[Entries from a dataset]
--- --- ---

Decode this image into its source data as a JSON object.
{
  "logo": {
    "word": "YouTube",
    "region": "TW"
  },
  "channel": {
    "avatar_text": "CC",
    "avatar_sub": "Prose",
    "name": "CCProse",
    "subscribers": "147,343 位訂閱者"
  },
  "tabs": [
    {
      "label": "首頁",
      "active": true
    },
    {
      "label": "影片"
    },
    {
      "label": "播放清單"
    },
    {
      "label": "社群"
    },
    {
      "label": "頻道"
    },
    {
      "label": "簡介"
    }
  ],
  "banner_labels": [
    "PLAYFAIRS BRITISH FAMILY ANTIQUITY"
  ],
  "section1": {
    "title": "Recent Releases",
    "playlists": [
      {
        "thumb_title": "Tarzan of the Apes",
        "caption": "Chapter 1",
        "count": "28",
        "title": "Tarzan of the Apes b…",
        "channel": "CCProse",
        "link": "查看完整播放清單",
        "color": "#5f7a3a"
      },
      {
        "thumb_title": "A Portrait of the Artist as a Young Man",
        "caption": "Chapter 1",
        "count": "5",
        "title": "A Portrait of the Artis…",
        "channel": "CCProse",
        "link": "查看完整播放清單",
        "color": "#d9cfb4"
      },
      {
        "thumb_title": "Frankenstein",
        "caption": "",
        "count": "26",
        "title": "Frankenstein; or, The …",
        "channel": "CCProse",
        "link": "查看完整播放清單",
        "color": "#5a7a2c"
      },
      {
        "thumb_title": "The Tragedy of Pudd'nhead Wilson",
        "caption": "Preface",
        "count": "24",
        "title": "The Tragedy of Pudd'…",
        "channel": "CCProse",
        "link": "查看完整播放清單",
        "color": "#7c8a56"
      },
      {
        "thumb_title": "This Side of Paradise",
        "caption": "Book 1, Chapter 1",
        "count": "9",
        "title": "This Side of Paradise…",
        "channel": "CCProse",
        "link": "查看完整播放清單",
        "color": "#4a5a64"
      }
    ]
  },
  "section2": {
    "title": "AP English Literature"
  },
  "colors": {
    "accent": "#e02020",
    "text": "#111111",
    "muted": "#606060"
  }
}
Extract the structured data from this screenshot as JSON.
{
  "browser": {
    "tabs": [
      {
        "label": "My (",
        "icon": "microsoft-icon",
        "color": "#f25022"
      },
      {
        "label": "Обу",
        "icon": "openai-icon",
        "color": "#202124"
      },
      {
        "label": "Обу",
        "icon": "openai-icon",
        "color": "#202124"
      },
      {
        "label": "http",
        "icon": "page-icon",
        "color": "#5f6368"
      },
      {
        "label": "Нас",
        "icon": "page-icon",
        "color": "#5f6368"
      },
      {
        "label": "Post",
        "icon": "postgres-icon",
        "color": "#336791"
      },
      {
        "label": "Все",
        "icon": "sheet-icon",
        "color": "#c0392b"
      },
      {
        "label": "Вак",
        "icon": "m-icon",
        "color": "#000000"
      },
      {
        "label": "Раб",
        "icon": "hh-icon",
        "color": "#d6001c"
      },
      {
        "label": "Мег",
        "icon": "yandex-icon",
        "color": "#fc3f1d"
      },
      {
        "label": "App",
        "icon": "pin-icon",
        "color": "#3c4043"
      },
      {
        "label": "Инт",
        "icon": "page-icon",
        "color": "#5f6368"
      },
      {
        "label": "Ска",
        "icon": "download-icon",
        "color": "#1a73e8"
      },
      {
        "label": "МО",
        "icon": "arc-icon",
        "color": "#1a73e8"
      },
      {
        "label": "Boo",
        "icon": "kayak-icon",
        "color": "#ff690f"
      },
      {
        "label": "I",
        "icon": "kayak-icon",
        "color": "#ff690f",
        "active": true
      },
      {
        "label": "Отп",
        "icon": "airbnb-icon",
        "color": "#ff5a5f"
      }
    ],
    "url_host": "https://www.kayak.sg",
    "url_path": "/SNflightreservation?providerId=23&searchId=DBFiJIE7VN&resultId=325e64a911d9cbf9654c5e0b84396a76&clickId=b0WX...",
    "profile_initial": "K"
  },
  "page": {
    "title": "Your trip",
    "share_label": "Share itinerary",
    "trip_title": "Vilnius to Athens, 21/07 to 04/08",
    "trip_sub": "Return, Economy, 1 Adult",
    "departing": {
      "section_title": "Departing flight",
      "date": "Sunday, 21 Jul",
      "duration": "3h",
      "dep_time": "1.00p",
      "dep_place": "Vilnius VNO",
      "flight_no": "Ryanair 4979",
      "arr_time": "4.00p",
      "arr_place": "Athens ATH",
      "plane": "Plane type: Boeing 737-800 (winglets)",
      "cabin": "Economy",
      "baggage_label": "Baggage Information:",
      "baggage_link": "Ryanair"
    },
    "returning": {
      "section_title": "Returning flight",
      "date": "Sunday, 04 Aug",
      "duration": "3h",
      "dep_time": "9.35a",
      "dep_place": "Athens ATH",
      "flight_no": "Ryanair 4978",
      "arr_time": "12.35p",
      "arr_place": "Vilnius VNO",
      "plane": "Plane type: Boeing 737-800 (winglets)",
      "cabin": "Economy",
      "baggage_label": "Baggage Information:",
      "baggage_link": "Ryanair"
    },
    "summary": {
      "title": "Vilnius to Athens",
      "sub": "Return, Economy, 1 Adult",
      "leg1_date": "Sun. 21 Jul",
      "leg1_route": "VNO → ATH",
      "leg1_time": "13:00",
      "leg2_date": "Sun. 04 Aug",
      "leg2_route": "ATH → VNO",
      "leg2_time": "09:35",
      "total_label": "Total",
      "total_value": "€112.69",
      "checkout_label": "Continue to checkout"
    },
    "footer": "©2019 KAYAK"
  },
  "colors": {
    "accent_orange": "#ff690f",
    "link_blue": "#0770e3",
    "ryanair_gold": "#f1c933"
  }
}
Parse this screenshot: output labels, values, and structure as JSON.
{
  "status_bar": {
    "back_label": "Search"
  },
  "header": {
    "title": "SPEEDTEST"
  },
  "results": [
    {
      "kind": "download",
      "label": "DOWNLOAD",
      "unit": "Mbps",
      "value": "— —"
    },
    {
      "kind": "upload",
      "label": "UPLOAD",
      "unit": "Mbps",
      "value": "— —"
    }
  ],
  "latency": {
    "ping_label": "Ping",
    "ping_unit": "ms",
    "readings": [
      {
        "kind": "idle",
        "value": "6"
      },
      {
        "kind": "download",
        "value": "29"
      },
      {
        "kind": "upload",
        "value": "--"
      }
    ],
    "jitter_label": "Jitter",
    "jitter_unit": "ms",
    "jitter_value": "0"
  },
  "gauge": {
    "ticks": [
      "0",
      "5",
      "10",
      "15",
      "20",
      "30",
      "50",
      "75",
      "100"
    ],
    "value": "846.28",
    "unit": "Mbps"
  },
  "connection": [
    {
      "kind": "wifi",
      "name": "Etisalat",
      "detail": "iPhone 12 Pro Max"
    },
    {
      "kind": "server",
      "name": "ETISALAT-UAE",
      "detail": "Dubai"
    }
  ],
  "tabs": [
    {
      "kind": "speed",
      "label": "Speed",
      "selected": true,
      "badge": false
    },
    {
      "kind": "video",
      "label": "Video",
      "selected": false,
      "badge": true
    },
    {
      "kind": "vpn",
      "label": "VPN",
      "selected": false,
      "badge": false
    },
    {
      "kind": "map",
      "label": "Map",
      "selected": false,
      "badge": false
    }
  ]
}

--- --- ---

> **WHAT YOU NEED TO DO**:
Without leaving anything out, quote all the data.

> **ANSWER TO THIS TASK**:
Decode this image into its source data as a JSON object.
{
  "logo": {
    "word": "YouTube",
    "region": "TW"
  },
  "channel": {
    "avatar_text": "CC",
    "avatar_sub": "Prose",
    "name": "CCProse",
    "subscribers": "147,343 位訂閱者"
  },
  "tabs": [
    {
      "label": "首頁",
      "active": true
    },
    {
      "label": "影片"
    },
    {
      "label": "播放清單"
    },
    {
      "label": "社群"
    },
    {
      "label": "頻道"
    },
    {
      "label": "簡介"
    }
  ],
  "banner_labels": [
    "PLAYFAIRS BRITISH FAMILY ANTIQUITY"
  ],
  "section1": {
    "title": "Recent Releases",
    "playlists": [
      {
        "thumb_title": "Tarzan of the Apes",
        "caption": "Chapter 1",
        "count": "28",
        "title": "Tarzan of the Apes b…",
        "channel": "CCProse",
        "link": "查看完整播放清單",
        "color": "#5f7a3a"
      },
      {
        "thumb_title": "A Portrait of the Artist as a Young Man",
        "caption": "Chapter 1",
        "count": "5",
        "title": "A Portrait of the Artis…",
        "channel": "CCProse",
        "link": "查看完整播放清單",
        "color": "#d9cfb4"
      },
      {
        "thumb_title": "Frankenstein",
        "caption": "",
        "count": "26",
        "title": "Frankenstein; or, The …",
        "channel": "CCProse",
        "link": "查看完整播放清單",
        "color": "#5a7a2c"
      },
      {
        "thumb_title": "The Tragedy of Pudd'nhead Wilson",
        "caption": "Preface",
        "count": "24",
        "title": "The Tragedy of Pudd'…",
        "channel": "CCProse",
        "link": "查看完整播放清單",
        "color": "#7c8a56"
      },
      {
        "thumb_title": "This Side of Paradise",
        "caption": "Book 1, Chapter 1",
        "count": "9",
        "title": "This Side of Paradise…",
        "channel": "CCProse",
        "link": "查看完整播放清單",
        "color": "#4a5a64"
      }
    ]
  },
  "section2": {
    "title": "AP English Literature"
  },
  "colors": {
    "accent": "#e02020",
    "text": "#111111",
    "muted": "#606060"
  }
}
Extract the structured data from this screenshot as JSON.
{
  "browser": {
    "tabs": [
      {
        "label": "My (",
        "icon": "microsoft-icon",
        "color": "#f25022"
      },
      {
        "label": "Обу",
        "icon": "openai-icon",
        "color": "#202124"
      },
      {
        "label": "Обу",
        "icon": "openai-icon",
        "color": "#202124"
      },
      {
        "label": "http",
        "icon": "page-icon",
        "color": "#5f6368"
      },
      {
        "label": "Нас",
        "icon": "page-icon",
        "color": "#5f6368"
      },
      {
        "label": "Post",
        "icon": "postgres-icon",
        "color": "#336791"
      },
      {
        "label": "Все",
        "icon": "sheet-icon",
        "color": "#c0392b"
      },
      {
        "label": "Вак",
        "icon": "m-icon",
        "color": "#000000"
      },
      {
        "label": "Раб",
        "icon": "hh-icon",
        "color": "#d6001c"
      },
      {
        "label": "Мег",
        "icon": "yandex-icon",
        "color": "#fc3f1d"
      },
      {
        "label": "App",
        "icon": "pin-icon",
        "color": "#3c4043"
      },
      {
        "label": "Инт",
        "icon": "page-icon",
        "color": "#5f6368"
      },
      {
        "label": "Ска",
        "icon": "download-icon",
        "color": "#1a73e8"
      },
      {
        "label": "МО",
        "icon": "arc-icon",
        "color": "#1a73e8"
      },
      {
        "label": "Boo",
        "icon": "kayak-icon",
        "color": "#ff690f"
      },
      {
        "label": "I",
        "icon": "kayak-icon",
        "color": "#ff690f",
        "active": true
      },
      {
        "label": "Отп",
        "icon": "airbnb-icon",
        "color": "#ff5a5f"
      }
    ],
    "url_host": "https://www.kayak.sg",
    "url_path": "/SNflightreservation?providerId=23&searchId=DBFiJIE7VN&resultId=325e64a911d9cbf9654c5e0b84396a76&clickId=b0WX...",
    "profile_initial": "K"
  },
  "page": {
    "title": "Your trip",
    "share_label": "Share itinerary",
    "trip_title": "Vilnius to Athens, 21/07 to 04/08",
    "trip_sub": "Return, Economy, 1 Adult",
    "departing": {
      "section_title": "Departing flight",
      "date": "Sunday, 21 Jul",
      "duration": "3h",
      "dep_time": "1.00p",
      "dep_place": "Vilnius VNO",
      "flight_no": "Ryanair 4979",
      "arr_time": "4.00p",
      "arr_place": "Athens ATH",
      "plane": "Plane type: Boeing 737-800 (winglets)",
      "cabin": "Economy",
      "baggage_label": "Baggage Information:",
      "baggage_link": "Ryanair"
    },
    "returning": {
      "section_title": "Returning flight",
      "date": "Sunday, 04 Aug",
      "duration": "3h",
      "dep_time": "9.35a",
      "dep_place": "Athens ATH",
      "flight_no": "Ryanair 4978",
      "arr_time": "12.35p",
      "arr_place": "Vilnius VNO",
      "plane": "Plane type: Boeing 737-800 (winglets)",
      "cabin": "Economy",
      "baggage_label": "Baggage Information:",
      "baggage_link": "Ryanair"
    },
    "summary": {
      "title": "Vilnius to Athens",
      "sub": "Return, Economy, 1 Adult",
      "leg1_date": "Sun. 21 Jul",
      "leg1_route": "VNO → ATH",
      "leg1_time": "13:00",
      "leg2_date": "Sun. 04 Aug",
      "leg2_route": "ATH → VNO",
      "leg2_time": "09:35",
      "total_label": "Total",
      "total_value": "€112.69",
      "checkout_label": "Continue to checkout"
    },
    "footer": "©2019 KAYAK"
  },
  "colors": {
    "accent_orange": "#ff690f",
    "link_blue": "#0770e3",
    "ryanair_gold": "#f1c933"
  }
}
Parse this screenshot: output labels, values, and structure as JSON.
{
  "status_bar": {
    "back_label": "Search"
  },
  "header": {
    "title": "SPEEDTEST"
  },
  "results": [
    {
      "kind": "download",
      "label": "DOWNLOAD",
      "unit": "Mbps",
      "value": "— —"
    },
    {
      "kind": "upload",
      "label": "UPLOAD",
      "unit": "Mbps",
      "value": "— —"
    }
  ],
  "latency": {
    "ping_label": "Ping",
    "ping_unit": "ms",
    "readings": [
      {
        "kind": "idle",
        "value": "6"
      },
      {
        "kind": "download",
        "value": "29"
      },
      {
        "kind": "upload",
        "value": "--"
      }
    ],
    "jitter_label": "Jitter",
    "jitter_unit": "ms",
    "jitter_value": "0"
  },
  "gauge": {
    "ticks": [
      "0",
      "5",
      "10",
      "15",
      "20",
      "30",
      "50",
      "75",
      "100"
    ],
    "value": "846.28",
    "unit": "Mbps"
  },
  "connection": [
    {
      "kind": "wifi",
      "name": "Etisalat",
      "detail": "iPhone 12 Pro Max"
    },
    {
      "kind": "server",
      "name": "ETISALAT-UAE",
      "detail": "Dubai"
    }
  ],
  "tabs": [
    {
      "kind": "speed",
      "label": "Speed",
      "selected": true,
      "badge": false
    },
    {
      "kind": "video",
      "label": "Video",
      "selected": false,
      "badge": true
    },
    {
      "kind": "vpn",
      "label": "VPN",
      "selected": false,
      "badge": false
    },
    {
      "kind": "map",
      "label": "Map",
      "selected": false,
      "badge": false
    }
  ]
}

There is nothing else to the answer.